- **WRITTEN PROBLEM**
Find the word "ffffff" in the data. Return every line where it appears.
-- BEGIN RECORD EXCERPTS --
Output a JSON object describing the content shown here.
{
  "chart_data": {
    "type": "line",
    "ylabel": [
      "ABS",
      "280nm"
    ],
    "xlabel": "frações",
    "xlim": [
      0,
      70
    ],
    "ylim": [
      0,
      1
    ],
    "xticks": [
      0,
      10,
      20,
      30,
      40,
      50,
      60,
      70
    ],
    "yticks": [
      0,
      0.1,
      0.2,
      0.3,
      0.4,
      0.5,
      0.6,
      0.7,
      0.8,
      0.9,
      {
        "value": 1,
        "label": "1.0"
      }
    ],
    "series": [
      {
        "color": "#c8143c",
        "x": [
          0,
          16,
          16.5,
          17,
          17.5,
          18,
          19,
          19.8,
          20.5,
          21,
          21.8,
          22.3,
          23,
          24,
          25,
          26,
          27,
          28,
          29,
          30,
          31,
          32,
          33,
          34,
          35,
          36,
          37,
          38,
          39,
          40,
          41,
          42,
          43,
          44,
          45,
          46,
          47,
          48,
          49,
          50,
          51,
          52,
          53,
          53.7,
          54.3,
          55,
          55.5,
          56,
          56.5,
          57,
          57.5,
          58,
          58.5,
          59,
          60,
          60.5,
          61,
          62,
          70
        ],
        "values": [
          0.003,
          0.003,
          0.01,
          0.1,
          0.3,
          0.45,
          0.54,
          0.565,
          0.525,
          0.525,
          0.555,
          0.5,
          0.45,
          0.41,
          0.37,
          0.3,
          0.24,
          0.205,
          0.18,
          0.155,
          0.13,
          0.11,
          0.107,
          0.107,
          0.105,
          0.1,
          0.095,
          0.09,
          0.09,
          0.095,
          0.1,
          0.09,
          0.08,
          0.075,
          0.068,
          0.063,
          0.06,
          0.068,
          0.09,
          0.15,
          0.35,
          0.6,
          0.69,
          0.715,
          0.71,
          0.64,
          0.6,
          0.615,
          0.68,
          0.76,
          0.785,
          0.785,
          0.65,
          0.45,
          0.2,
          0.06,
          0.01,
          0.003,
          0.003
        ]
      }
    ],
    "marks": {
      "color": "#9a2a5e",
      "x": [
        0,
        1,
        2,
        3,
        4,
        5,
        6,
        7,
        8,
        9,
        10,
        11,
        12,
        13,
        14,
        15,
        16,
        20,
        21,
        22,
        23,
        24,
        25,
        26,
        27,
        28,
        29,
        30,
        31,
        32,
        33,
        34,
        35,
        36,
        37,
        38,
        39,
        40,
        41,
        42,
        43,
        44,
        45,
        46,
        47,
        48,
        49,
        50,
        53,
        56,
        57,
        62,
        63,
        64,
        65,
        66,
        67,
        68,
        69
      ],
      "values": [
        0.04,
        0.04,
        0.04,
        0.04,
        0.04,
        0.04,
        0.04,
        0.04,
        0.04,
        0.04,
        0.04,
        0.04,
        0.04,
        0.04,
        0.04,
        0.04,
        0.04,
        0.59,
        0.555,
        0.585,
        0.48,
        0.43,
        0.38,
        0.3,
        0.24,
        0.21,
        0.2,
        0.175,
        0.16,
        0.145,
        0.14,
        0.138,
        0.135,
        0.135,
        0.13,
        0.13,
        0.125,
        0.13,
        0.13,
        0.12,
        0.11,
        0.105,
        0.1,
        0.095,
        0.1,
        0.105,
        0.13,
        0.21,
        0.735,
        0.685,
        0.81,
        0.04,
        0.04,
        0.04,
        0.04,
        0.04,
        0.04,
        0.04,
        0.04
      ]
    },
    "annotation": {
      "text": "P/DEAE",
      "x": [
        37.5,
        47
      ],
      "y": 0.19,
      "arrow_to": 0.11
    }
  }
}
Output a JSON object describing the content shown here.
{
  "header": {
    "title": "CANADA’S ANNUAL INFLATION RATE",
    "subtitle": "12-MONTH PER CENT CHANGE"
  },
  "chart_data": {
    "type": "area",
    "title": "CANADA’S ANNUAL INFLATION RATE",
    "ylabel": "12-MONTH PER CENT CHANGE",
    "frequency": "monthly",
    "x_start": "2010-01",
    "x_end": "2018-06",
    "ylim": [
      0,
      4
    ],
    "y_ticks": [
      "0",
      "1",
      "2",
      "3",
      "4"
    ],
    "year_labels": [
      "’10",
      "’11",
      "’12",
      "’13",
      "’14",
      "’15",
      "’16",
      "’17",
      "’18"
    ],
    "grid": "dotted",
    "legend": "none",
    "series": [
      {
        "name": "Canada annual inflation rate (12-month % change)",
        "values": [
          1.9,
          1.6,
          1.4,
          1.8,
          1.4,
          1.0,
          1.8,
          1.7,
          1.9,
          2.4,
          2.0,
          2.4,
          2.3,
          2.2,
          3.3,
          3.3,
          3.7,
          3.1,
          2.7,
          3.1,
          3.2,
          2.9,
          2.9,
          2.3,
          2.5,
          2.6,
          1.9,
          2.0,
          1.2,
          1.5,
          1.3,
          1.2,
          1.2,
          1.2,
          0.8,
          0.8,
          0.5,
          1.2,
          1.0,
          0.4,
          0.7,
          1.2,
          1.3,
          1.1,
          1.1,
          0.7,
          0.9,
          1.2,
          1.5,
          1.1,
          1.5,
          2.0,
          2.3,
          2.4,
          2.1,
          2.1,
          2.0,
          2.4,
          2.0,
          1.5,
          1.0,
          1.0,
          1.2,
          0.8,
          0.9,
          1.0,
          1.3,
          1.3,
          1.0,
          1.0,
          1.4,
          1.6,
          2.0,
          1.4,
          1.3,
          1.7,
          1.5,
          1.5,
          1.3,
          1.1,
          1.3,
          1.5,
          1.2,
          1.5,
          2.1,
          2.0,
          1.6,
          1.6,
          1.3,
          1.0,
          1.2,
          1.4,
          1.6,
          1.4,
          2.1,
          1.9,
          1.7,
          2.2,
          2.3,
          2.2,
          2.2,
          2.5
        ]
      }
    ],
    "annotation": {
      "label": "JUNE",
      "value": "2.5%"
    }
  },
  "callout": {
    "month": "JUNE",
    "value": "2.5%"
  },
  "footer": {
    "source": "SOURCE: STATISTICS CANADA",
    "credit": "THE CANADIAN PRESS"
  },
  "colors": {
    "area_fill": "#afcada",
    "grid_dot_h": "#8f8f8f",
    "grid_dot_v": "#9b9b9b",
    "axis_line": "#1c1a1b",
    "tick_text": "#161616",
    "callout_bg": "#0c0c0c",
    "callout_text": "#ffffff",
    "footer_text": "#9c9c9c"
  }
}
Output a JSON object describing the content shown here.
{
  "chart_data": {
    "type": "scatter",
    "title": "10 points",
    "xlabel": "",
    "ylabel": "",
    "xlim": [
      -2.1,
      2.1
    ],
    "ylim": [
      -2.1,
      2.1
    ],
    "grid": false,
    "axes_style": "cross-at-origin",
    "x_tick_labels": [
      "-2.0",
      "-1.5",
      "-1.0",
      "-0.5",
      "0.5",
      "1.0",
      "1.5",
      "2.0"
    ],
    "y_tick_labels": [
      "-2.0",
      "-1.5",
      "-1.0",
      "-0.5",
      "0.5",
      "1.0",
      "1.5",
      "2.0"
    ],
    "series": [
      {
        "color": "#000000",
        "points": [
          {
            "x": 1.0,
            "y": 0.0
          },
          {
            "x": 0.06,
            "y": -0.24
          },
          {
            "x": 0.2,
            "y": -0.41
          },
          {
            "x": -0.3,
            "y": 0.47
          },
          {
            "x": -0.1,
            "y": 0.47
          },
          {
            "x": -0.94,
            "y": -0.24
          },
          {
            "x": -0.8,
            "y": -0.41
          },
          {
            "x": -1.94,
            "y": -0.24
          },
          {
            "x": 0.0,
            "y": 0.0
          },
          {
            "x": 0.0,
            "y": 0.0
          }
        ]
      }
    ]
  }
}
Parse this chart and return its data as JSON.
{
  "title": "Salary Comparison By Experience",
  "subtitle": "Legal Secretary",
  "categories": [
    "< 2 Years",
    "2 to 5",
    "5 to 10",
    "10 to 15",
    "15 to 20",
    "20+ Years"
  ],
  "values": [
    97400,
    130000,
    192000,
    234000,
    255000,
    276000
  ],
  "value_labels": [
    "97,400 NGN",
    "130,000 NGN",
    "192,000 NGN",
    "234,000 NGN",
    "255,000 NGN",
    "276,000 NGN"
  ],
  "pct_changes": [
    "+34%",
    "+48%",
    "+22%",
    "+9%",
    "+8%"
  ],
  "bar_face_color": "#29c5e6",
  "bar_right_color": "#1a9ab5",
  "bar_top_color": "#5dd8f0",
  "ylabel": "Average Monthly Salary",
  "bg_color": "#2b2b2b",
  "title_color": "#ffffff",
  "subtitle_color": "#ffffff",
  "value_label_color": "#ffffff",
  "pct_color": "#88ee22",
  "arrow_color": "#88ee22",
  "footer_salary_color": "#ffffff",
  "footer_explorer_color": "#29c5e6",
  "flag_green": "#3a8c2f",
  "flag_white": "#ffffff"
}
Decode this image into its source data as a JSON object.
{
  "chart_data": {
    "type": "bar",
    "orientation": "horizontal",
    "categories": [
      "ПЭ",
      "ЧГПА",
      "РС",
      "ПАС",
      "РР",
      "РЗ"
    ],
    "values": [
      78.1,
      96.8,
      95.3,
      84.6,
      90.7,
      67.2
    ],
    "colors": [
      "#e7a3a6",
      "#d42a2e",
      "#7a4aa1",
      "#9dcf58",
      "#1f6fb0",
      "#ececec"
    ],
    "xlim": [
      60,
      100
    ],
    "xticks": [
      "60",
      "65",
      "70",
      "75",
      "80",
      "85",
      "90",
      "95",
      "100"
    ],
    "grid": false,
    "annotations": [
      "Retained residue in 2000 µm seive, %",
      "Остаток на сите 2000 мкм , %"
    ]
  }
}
-- END RECORD EXCERPTS --
- **RESULT FOR THIS TASK**
    "callout_text": "#ffffff",
  "title_color": "#ffffff",
  "subtitle_color": "#ffffff",
  "value_label_color": "#ffffff",
  "footer_salary_color": "#ffffff",
  "flag_white": "#ffffff"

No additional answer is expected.